_Your objective_.
Copy each of the rows below verbatim, omitting the pictures.
[START Material provided]
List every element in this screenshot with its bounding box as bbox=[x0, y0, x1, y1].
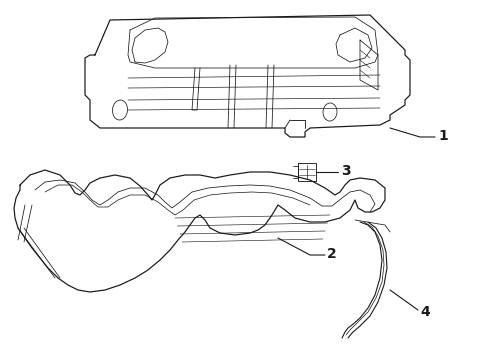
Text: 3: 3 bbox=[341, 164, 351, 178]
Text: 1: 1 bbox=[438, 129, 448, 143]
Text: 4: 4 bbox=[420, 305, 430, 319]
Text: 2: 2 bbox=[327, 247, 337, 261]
[END Material provided]
_Written answer_.
List every element in this screenshot with its bounding box as bbox=[x0, y0, x1, y1].
Text: 3: 3 bbox=[341, 164, 351, 178]
Text: 1: 1 bbox=[438, 129, 448, 143]
Text: 4: 4 bbox=[420, 305, 430, 319]
Text: 2: 2 bbox=[327, 247, 337, 261]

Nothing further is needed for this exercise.